OBJECTIVE: Below are some entries. Copy each line that holds the string "JSON".

++++++++++

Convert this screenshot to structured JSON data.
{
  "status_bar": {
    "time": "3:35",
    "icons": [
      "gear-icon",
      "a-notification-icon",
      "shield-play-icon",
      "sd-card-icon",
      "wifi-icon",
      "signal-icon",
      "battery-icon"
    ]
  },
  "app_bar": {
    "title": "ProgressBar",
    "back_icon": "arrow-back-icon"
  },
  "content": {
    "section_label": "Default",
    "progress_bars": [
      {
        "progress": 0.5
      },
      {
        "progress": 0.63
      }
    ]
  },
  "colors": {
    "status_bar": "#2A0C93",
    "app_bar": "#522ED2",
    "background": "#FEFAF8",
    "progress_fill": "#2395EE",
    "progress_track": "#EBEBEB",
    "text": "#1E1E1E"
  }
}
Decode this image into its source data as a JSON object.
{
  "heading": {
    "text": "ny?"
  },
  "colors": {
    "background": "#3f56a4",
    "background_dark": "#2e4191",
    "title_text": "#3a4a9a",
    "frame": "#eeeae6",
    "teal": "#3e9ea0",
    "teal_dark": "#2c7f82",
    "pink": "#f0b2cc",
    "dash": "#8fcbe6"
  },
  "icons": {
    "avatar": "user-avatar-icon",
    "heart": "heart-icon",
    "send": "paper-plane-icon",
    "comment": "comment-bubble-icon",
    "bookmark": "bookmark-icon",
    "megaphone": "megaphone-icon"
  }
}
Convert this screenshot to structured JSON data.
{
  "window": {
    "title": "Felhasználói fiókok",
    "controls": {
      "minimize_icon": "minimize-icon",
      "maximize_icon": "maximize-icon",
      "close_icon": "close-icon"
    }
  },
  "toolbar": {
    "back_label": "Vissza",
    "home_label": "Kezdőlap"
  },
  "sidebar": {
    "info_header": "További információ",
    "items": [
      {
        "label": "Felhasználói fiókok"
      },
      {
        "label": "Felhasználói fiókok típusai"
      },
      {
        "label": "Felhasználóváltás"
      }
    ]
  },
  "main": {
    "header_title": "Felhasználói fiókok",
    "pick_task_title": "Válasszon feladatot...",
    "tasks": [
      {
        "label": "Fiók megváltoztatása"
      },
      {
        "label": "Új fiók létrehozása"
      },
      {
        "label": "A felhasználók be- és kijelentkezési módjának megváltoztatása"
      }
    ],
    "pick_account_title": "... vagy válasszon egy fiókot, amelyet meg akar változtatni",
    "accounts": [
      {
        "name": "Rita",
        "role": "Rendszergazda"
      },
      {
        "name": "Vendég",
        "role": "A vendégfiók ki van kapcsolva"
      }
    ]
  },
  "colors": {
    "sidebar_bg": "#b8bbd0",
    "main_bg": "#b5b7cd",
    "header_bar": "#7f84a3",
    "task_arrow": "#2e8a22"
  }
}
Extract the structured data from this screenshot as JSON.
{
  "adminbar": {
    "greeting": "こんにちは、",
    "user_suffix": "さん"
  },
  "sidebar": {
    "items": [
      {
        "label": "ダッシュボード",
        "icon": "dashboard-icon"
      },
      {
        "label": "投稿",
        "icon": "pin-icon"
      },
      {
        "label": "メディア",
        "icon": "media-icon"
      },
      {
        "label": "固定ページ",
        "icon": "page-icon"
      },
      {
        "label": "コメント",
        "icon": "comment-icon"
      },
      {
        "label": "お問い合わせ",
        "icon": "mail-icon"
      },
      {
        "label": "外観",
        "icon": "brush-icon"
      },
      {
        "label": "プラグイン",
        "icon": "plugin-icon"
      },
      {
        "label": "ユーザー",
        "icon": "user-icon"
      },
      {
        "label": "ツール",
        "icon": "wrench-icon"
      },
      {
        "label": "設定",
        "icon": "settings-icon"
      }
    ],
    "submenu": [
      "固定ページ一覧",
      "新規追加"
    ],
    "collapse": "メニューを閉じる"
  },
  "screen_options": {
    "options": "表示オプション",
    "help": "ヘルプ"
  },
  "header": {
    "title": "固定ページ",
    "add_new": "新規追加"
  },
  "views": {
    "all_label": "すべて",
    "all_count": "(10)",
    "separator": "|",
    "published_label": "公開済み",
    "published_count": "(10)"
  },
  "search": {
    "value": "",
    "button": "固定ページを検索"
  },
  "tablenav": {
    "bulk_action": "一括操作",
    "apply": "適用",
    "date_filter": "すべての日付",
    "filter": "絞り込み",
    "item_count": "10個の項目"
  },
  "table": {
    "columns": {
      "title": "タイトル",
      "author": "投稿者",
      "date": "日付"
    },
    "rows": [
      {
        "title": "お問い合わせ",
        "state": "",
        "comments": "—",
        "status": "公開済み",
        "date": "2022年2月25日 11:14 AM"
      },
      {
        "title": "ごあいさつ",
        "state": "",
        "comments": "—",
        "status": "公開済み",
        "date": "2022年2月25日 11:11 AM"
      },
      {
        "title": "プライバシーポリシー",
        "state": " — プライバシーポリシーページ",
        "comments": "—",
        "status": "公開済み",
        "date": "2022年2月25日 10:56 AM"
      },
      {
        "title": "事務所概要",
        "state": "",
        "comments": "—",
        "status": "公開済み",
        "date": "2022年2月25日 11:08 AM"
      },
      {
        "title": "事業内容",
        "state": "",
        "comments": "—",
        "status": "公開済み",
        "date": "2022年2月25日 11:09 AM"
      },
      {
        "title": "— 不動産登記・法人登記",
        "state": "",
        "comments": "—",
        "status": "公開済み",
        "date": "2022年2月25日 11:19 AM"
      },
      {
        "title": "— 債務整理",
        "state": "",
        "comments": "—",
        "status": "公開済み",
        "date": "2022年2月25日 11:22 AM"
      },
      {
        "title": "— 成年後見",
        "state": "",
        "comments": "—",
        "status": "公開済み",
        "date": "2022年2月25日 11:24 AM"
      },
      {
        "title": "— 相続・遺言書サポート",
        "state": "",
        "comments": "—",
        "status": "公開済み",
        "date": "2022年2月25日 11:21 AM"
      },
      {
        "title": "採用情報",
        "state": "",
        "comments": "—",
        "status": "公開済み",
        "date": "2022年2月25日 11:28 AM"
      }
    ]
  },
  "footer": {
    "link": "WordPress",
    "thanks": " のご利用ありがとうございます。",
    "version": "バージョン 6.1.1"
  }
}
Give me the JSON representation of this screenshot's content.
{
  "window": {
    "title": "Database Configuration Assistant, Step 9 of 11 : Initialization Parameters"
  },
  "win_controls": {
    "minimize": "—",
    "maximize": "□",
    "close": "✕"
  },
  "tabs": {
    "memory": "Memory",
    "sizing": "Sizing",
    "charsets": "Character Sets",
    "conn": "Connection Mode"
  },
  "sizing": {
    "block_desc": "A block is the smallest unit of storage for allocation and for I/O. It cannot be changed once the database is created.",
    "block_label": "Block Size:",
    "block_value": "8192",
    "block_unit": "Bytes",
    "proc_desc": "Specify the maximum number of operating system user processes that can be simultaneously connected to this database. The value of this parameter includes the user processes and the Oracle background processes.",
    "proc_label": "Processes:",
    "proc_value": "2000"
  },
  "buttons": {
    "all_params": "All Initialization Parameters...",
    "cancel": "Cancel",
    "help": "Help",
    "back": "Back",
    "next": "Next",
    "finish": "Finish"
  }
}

++++++++++

TASK RESULT:
Convert this screenshot to structured JSON data.
Decode this image into its source data as a JSON object.
Convert this screenshot to structured JSON data.
Extract the structured data from this screenshot as JSON.
Give me the JSON representation of this screenshot's content.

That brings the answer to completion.